*AIM OF THE TASK*
Select and reproduce each line of the listing below that bears the string "this".

*INFORMATION PROVIDED*
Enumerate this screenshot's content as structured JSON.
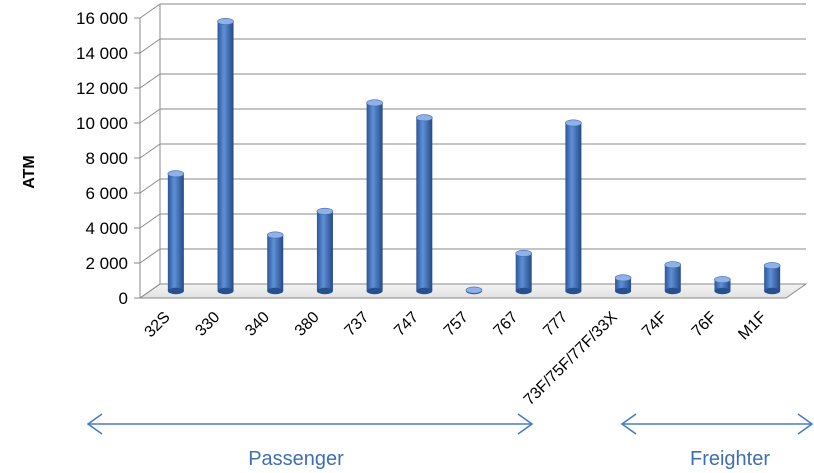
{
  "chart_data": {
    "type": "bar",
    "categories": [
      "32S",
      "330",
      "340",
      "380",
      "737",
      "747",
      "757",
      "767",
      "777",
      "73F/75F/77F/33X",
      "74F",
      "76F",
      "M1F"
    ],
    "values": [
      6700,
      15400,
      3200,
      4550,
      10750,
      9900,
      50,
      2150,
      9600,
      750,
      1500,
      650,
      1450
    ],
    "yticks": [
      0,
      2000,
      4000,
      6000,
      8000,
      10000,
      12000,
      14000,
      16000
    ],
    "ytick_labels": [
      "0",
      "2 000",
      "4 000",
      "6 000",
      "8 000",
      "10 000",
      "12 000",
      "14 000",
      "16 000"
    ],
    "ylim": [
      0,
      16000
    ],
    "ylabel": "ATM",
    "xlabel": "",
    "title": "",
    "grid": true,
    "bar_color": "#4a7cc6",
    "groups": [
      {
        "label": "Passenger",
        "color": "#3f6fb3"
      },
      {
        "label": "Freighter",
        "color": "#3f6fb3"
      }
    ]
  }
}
...
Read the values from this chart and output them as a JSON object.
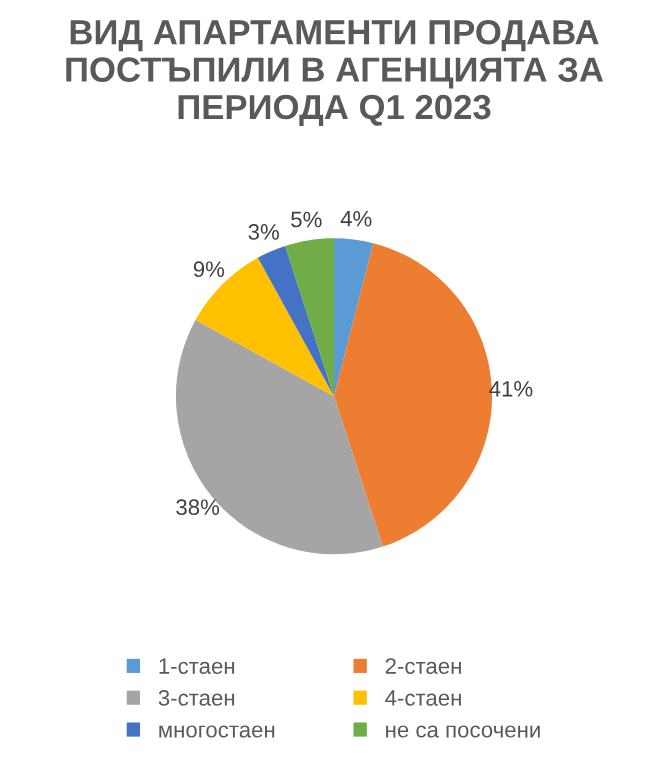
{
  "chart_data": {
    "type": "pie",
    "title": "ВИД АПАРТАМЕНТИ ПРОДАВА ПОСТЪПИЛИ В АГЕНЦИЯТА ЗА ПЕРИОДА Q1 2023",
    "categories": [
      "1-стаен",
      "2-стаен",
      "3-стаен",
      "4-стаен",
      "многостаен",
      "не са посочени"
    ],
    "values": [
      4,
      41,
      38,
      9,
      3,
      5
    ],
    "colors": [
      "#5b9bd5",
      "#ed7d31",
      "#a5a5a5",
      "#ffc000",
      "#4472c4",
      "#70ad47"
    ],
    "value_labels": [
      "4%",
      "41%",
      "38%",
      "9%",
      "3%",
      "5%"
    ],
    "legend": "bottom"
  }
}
---
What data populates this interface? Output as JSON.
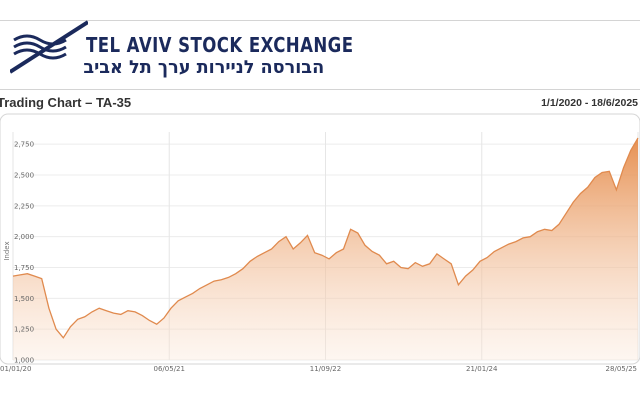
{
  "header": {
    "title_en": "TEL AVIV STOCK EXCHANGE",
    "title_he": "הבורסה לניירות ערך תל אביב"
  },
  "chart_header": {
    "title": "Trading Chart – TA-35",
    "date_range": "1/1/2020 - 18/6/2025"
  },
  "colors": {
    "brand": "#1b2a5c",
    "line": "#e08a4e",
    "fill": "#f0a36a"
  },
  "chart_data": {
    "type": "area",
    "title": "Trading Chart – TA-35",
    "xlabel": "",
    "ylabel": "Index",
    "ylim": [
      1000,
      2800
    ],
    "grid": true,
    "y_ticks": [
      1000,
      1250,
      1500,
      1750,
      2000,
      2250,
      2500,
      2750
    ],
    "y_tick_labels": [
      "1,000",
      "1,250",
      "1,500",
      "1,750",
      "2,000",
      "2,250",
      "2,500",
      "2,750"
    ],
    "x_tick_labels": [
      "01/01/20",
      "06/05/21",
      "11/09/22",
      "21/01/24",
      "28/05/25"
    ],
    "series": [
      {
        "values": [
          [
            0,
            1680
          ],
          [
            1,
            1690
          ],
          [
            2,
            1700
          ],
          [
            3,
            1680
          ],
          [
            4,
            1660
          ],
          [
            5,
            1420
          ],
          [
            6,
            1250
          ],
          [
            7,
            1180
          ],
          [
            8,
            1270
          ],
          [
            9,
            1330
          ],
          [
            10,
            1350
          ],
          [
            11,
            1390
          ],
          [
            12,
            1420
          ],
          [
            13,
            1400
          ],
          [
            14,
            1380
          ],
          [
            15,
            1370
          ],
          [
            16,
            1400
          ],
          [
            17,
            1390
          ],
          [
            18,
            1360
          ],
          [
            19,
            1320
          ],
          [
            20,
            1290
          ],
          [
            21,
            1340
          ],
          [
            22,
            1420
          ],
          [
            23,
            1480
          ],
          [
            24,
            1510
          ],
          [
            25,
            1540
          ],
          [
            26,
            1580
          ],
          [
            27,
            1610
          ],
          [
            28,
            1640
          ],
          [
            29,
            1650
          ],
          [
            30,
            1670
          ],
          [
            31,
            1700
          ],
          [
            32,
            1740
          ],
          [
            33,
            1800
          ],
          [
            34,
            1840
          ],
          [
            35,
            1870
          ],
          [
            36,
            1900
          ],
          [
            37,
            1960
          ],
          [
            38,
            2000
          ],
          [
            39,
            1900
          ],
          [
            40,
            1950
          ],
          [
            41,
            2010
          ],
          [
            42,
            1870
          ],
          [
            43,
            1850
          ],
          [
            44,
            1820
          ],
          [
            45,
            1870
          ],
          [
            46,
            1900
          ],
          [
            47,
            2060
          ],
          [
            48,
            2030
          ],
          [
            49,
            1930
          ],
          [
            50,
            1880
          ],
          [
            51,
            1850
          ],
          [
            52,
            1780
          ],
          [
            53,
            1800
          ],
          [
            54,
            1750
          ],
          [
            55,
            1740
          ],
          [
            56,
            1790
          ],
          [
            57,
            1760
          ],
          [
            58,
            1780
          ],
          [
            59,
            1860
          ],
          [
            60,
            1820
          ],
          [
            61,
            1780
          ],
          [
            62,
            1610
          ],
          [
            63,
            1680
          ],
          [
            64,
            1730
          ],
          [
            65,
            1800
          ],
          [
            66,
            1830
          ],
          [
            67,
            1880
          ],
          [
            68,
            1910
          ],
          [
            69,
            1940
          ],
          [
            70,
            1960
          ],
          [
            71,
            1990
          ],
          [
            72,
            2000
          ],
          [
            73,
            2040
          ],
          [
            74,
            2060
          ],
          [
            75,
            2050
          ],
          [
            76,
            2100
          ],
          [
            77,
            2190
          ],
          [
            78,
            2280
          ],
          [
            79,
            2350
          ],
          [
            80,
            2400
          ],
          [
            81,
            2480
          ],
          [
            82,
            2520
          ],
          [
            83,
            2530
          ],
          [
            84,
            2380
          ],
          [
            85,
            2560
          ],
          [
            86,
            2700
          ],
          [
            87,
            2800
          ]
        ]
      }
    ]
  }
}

*EXERCISE OUTPUT*
Enumerate this screenshot's content as structured JSON.
Read the values from this chart and output them as a JSON object.
What data populates this interface? Output as JSON.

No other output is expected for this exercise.